-- STORED DATA start --
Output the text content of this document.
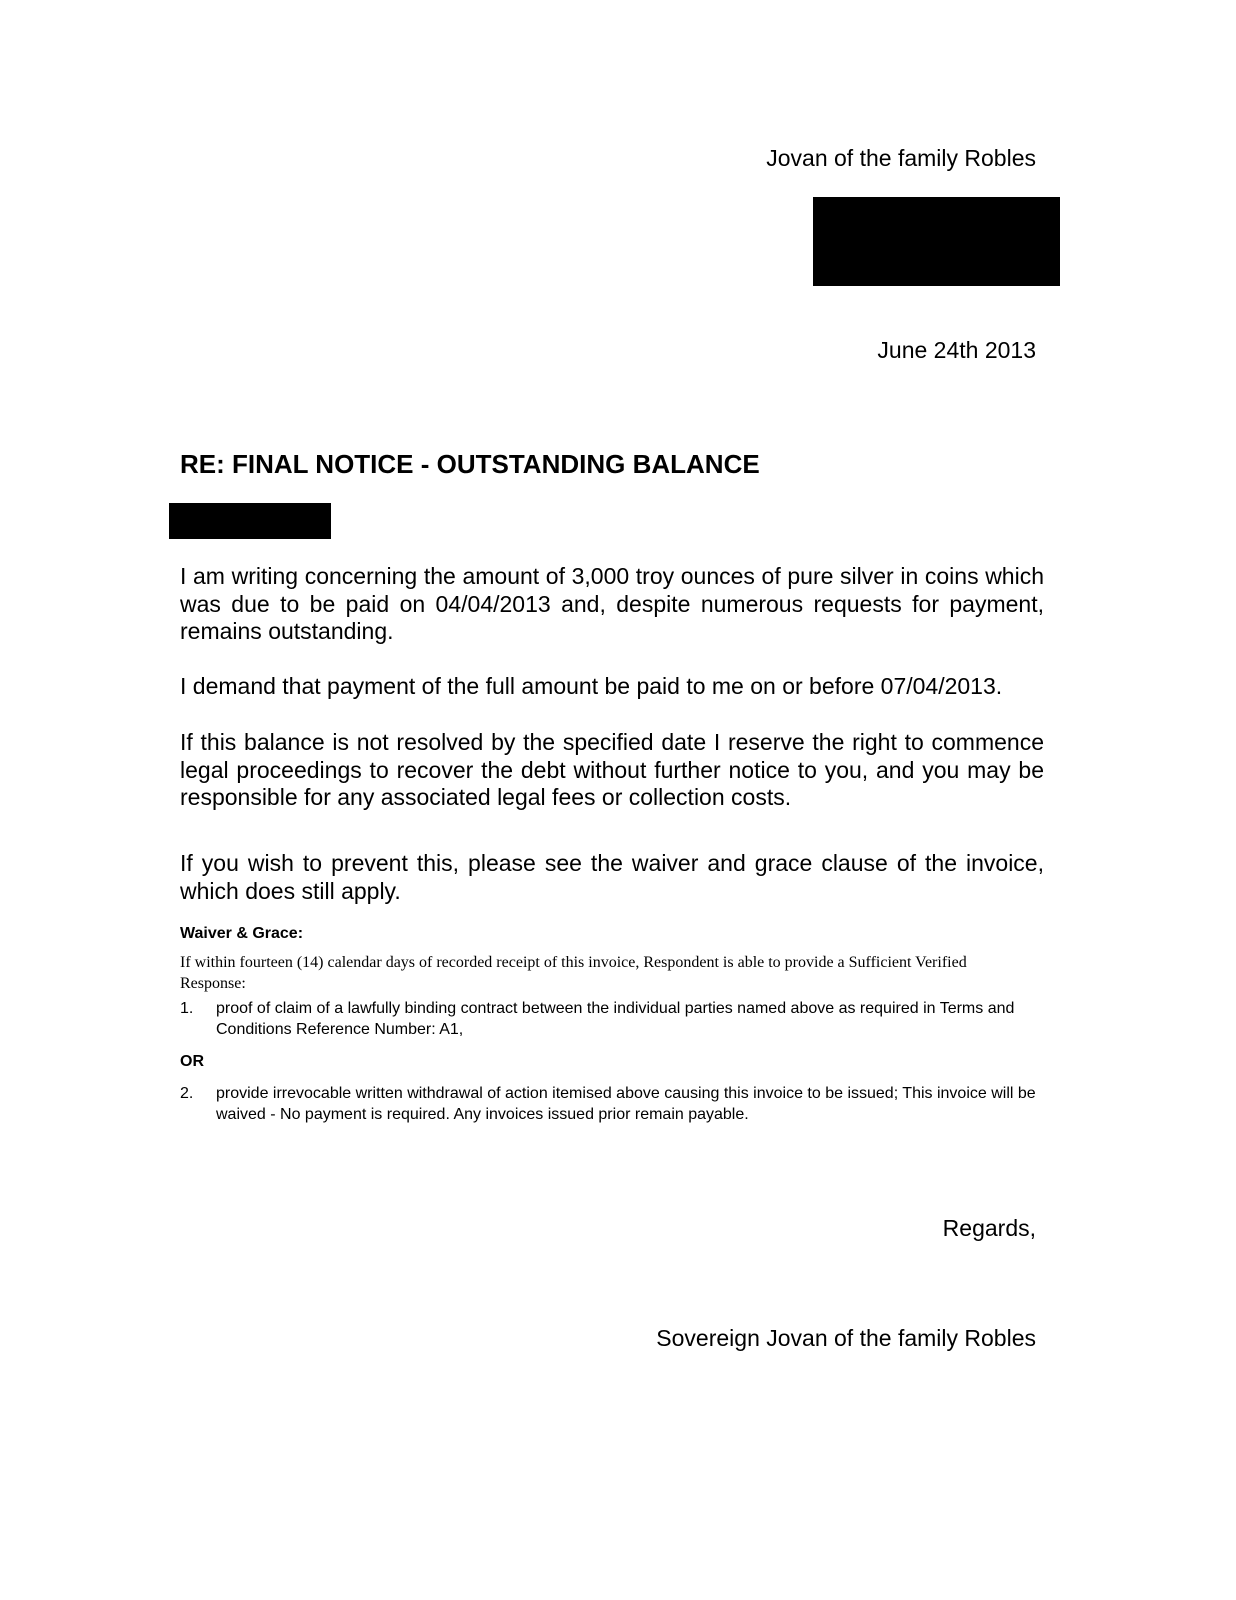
Jovan of the family Robles
June 24th 2013
RE: FINAL NOTICE - OUTSTANDING BALANCE

I am writing concerning the amount of 3,000 troy ounces of pure silver in coins which was due to be paid on 04/04/2013 and, despite numerous requests for payment, remains outstanding.

I demand that payment of the full amount be paid to me on or before 07/04/2013.

If this balance is not resolved by the specified date I reserve the right to commence legal proceedings to recover the debt without further notice to you, and you may be responsible for any associated legal fees or collection costs.

If you wish to prevent this, please see the waiver and grace clause of the invoice, which does still apply.

Waiver & Grace:
If within fourteen (14) calendar days of recorded receipt of this invoice, Respondent is able to provide a Sufficient Verified Response:
1. proof of claim of a lawfully binding contract between the individual parties named above as required in Terms and Conditions Reference Number: A1,
OR
2. provide irrevocable written withdrawal of action itemised above causing this invoice to be issued; This invoice will be waived - No payment is required. Any invoices issued prior remain payable.
Regards,
Sovereign Jovan of the family Robles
-- STORED DATA end --
#### TASK DIRECTIONS:
Restate the whole of the material word for word without the pictures.

#### FULL OUTPUT:
Output the text content of this document.
Jovan of the family Robles
June 24th 2013
RE: FINAL NOTICE - OUTSTANDING BALANCE

I am writing concerning the amount of 3,000 troy ounces of pure silver in coins which was due to be paid on 04/04/2013 and, despite numerous requests for payment, remains outstanding.

I demand that payment of the full amount be paid to me on or before 07/04/2013.

If this balance is not resolved by the specified date I reserve the right to commence legal proceedings to recover the debt without further notice to you, and you may be responsible for any associated legal fees or collection costs.

If you wish to prevent this, please see the waiver and grace clause of the invoice, which does still apply.

Waiver & Grace:
If within fourteen (14) calendar days of recorded receipt of this invoice, Respondent is able to provide a Sufficient Verified Response:
1. proof of claim of a lawfully binding contract between the individual parties named above as required in Terms and Conditions Reference Number: A1,
OR
2. provide irrevocable written withdrawal of action itemised above causing this invoice to be issued; This invoice will be waived - No payment is required. Any invoices issued prior remain payable.
Regards,
Sovereign Jovan of the family Robles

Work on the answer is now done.